What you have to do: Transcribe the entries exactly; images are not part of the copy.

Given information:
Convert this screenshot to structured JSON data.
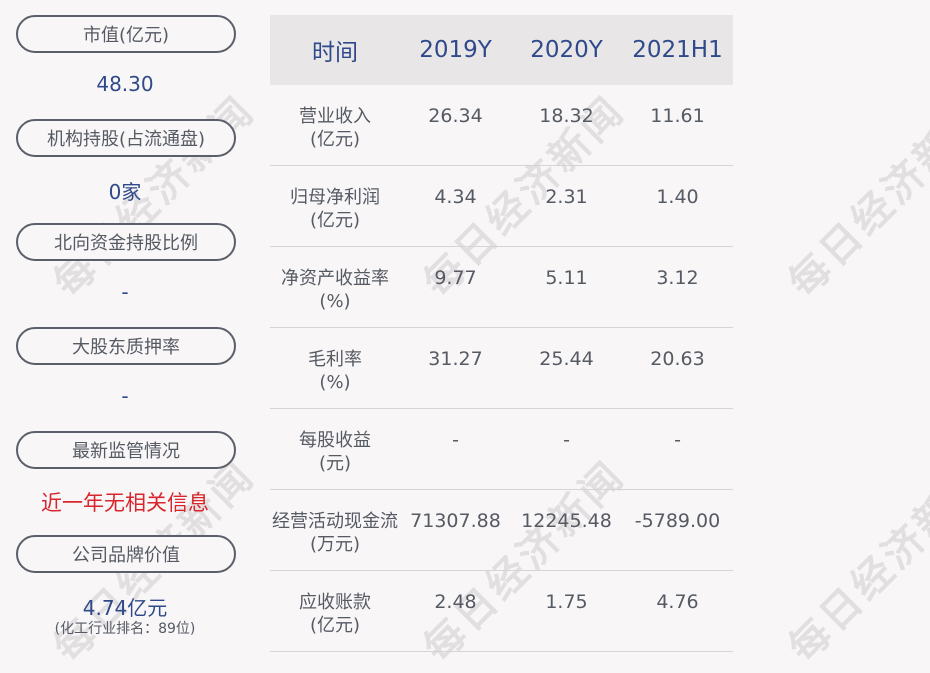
{
  "left_panel": {
    "market_cap": {
      "label": "市值(亿元)",
      "value": "48.30"
    },
    "institution_holding": {
      "label": "机构持股(占流通盘)",
      "value": "0家"
    },
    "northbound_holding": {
      "label": "北向资金持股比例",
      "value": "-"
    },
    "major_shareholder_pledge": {
      "label": "大股东质押率",
      "value": "-"
    },
    "regulatory_status": {
      "label": "最新监管情况",
      "value": "近一年无相关信息"
    },
    "brand_value": {
      "label": "公司品牌价值",
      "value": "4.74亿元",
      "note": "(化工行业排名：89位)"
    }
  },
  "table": {
    "header": [
      "时间",
      "2019Y",
      "2020Y",
      "2021H1"
    ],
    "rows": [
      {
        "label1": "营业收入",
        "label2": "(亿元)",
        "values": [
          "26.34",
          "18.32",
          "11.61"
        ]
      },
      {
        "label1": "归母净利润",
        "label2": "(亿元)",
        "values": [
          "4.34",
          "2.31",
          "1.40"
        ]
      },
      {
        "label1": "净资产收益率",
        "label2": "(%)",
        "values": [
          "9.77",
          "5.11",
          "3.12"
        ]
      },
      {
        "label1": "毛利率",
        "label2": "(%)",
        "values": [
          "31.27",
          "25.44",
          "20.63"
        ]
      },
      {
        "label1": "每股收益",
        "label2": "(元)",
        "values": [
          "-",
          "-",
          "-"
        ]
      },
      {
        "label1": "经营活动现金流",
        "label2": "(万元)",
        "values": [
          "71307.88",
          "12245.48",
          "-5789.00"
        ]
      },
      {
        "label1": "应收账款",
        "label2": "(亿元)",
        "values": [
          "2.48",
          "1.75",
          "4.76"
        ]
      }
    ]
  },
  "watermark_text": "每日经济新闻"
}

Solution to this exercise:
Convert this screenshot to structured JSON data.
{
  "left_panel": {
    "market_cap": {
      "label": "市值(亿元)",
      "value": "48.30"
    },
    "institution_holding": {
      "label": "机构持股(占流通盘)",
      "value": "0家"
    },
    "northbound_holding": {
      "label": "北向资金持股比例",
      "value": "-"
    },
    "major_shareholder_pledge": {
      "label": "大股东质押率",
      "value": "-"
    },
    "regulatory_status": {
      "label": "最新监管情况",
      "value": "近一年无相关信息"
    },
    "brand_value": {
      "label": "公司品牌价值",
      "value": "4.74亿元",
      "note": "(化工行业排名：89位)"
    }
  },
  "table": {
    "header": [
      "时间",
      "2019Y",
      "2020Y",
      "2021H1"
    ],
    "rows": [
      {
        "label1": "营业收入",
        "label2": "(亿元)",
        "values": [
          "26.34",
          "18.32",
          "11.61"
        ]
      },
      {
        "label1": "归母净利润",
        "label2": "(亿元)",
        "values": [
          "4.34",
          "2.31",
          "1.40"
        ]
      },
      {
        "label1": "净资产收益率",
        "label2": "(%)",
        "values": [
          "9.77",
          "5.11",
          "3.12"
        ]
      },
      {
        "label1": "毛利率",
        "label2": "(%)",
        "values": [
          "31.27",
          "25.44",
          "20.63"
        ]
      },
      {
        "label1": "每股收益",
        "label2": "(元)",
        "values": [
          "-",
          "-",
          "-"
        ]
      },
      {
        "label1": "经营活动现金流",
        "label2": "(万元)",
        "values": [
          "71307.88",
          "12245.48",
          "-5789.00"
        ]
      },
      {
        "label1": "应收账款",
        "label2": "(亿元)",
        "values": [
          "2.48",
          "1.75",
          "4.76"
        ]
      }
    ]
  },
  "watermark_text": "每日经济新闻"
}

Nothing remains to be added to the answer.